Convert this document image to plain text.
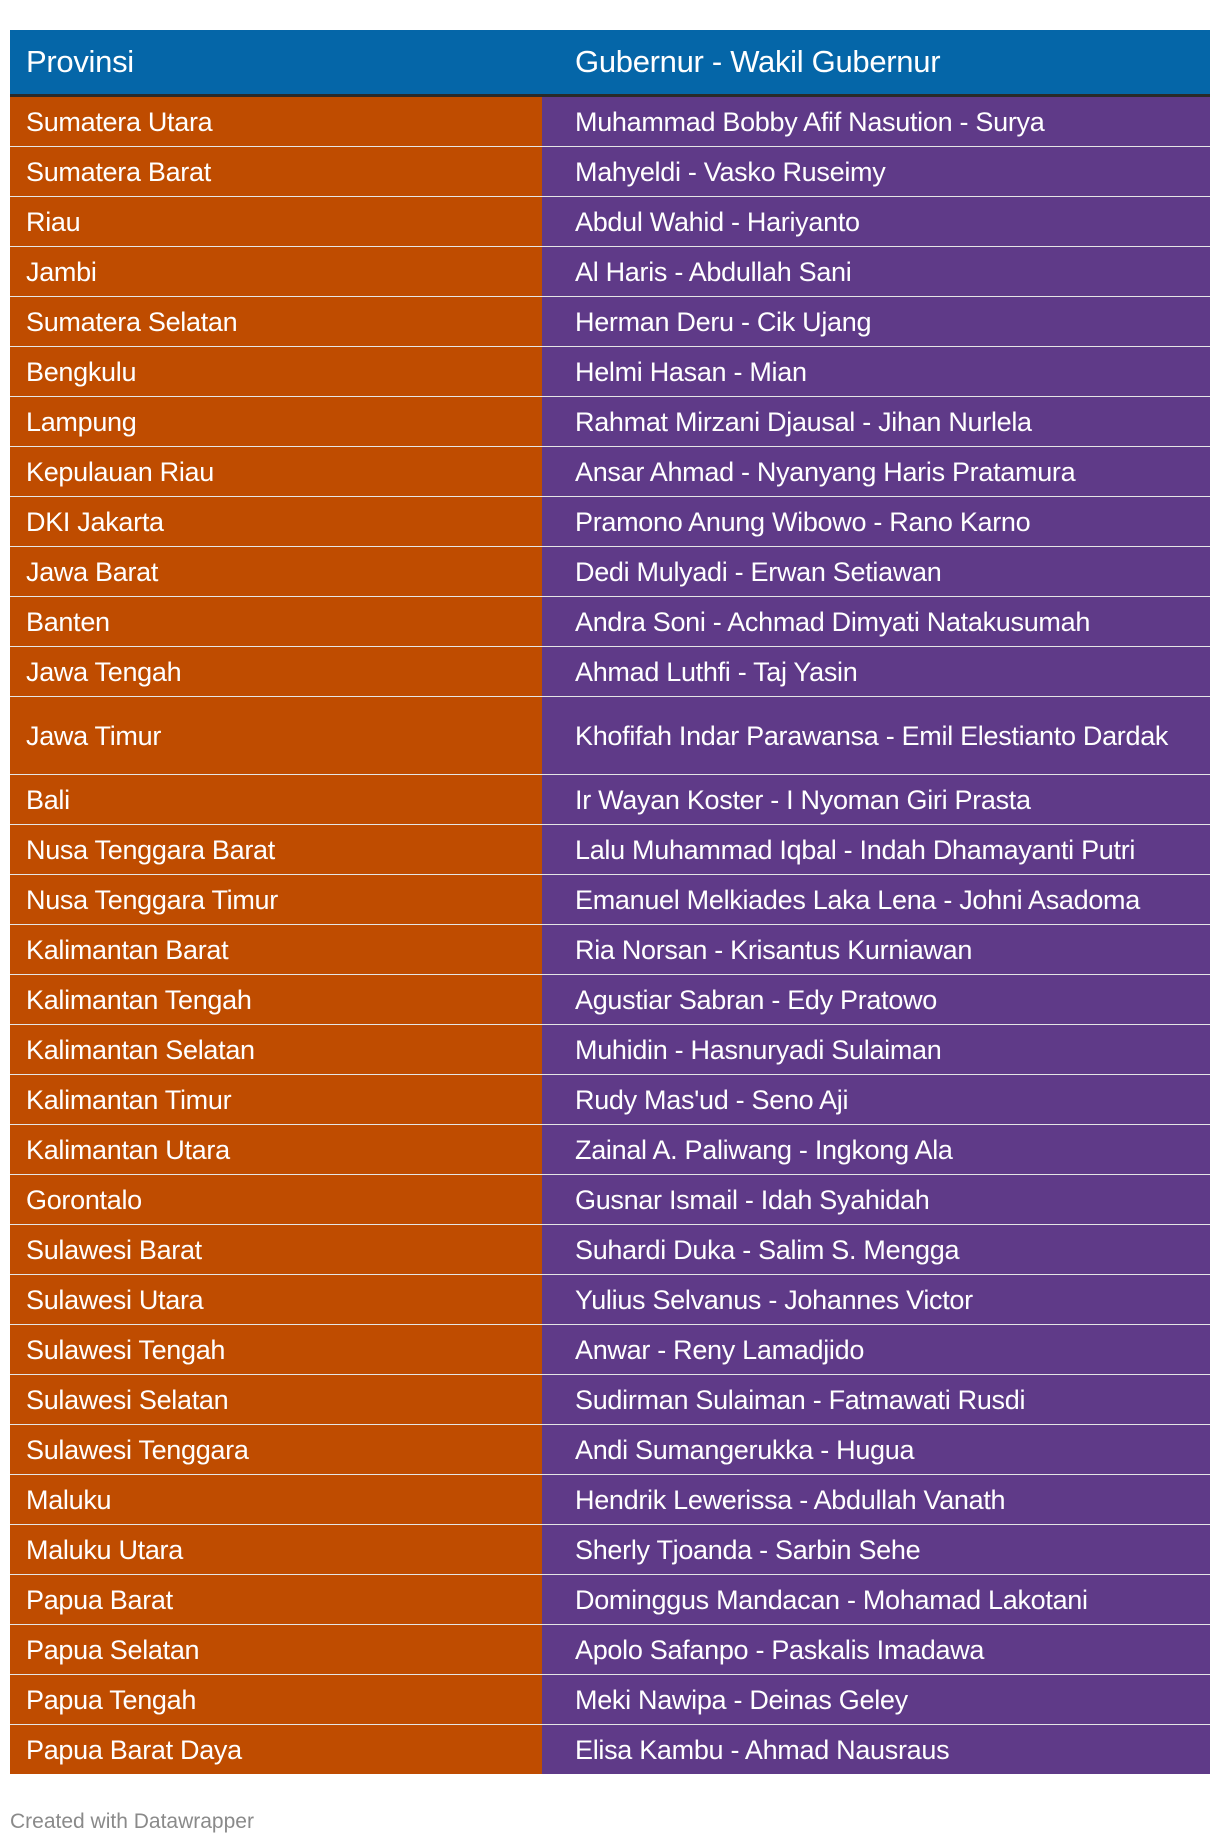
Provinsi	Gubernur - Wakil Gubernur
Sumatera Utara	Muhammad Bobby Afif Nasution - Surya
Sumatera Barat	Mahyeldi - Vasko Ruseimy
Riau	Abdul Wahid - Hariyanto
Jambi	Al Haris - Abdullah Sani
Sumatera Selatan	Herman Deru - Cik Ujang
Bengkulu	Helmi Hasan - Mian
Lampung	Rahmat Mirzani Djausal - Jihan Nurlela
Kepulauan Riau	Ansar Ahmad - Nyanyang Haris Pratamura
DKI Jakarta	Pramono Anung Wibowo - Rano Karno
Jawa Barat	Dedi Mulyadi - Erwan Setiawan
Banten	Andra Soni - Achmad Dimyati Natakusumah
Jawa Tengah	Ahmad Luthfi - Taj Yasin
Jawa Timur	Khofifah Indar Parawansa - Emil Elestianto Dardak
Bali	Ir Wayan Koster - I Nyoman Giri Prasta
Nusa Tenggara Barat	Lalu Muhammad Iqbal - Indah Dhamayanti Putri
Nusa Tenggara Timur	Emanuel Melkiades Laka Lena - Johni Asadoma
Kalimantan Barat	Ria Norsan - Krisantus Kurniawan
Kalimantan Tengah	Agustiar Sabran - Edy Pratowo
Kalimantan Selatan	Muhidin - Hasnuryadi Sulaiman
Kalimantan Timur	Rudy Mas'ud - Seno Aji
Kalimantan Utara	Zainal A. Paliwang - Ingkong Ala
Gorontalo	Gusnar Ismail - Idah Syahidah
Sulawesi Barat	Suhardi Duka - Salim S. Mengga
Sulawesi Utara	Yulius Selvanus - Johannes Victor
Sulawesi Tengah	Anwar - Reny Lamadjido
Sulawesi Selatan	Sudirman Sulaiman - Fatmawati Rusdi
Sulawesi Tenggara	Andi Sumangerukka - Hugua
Maluku	Hendrik Lewerissa - Abdullah Vanath
Maluku Utara	Sherly Tjoanda - Sarbin Sehe
Papua Barat	Dominggus Mandacan - Mohamad Lakotani
Papua Selatan	Apolo Safanpo - Paskalis Imadawa
Papua Tengah	Meki Nawipa - Deinas Geley
Papua Barat Daya	Elisa Kambu - Ahmad Nausraus
Created with Datawrapper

_ _ _ _ _

## [STATED PROBLEM]
Gather all lines of the records that include the word "Riau".

## [COMPLETED EXERCISE]
Riau	Abdul Wahid - Hariyanto
Kepulauan Riau	Ansar Ahmad - Nyanyang Haris Pratamura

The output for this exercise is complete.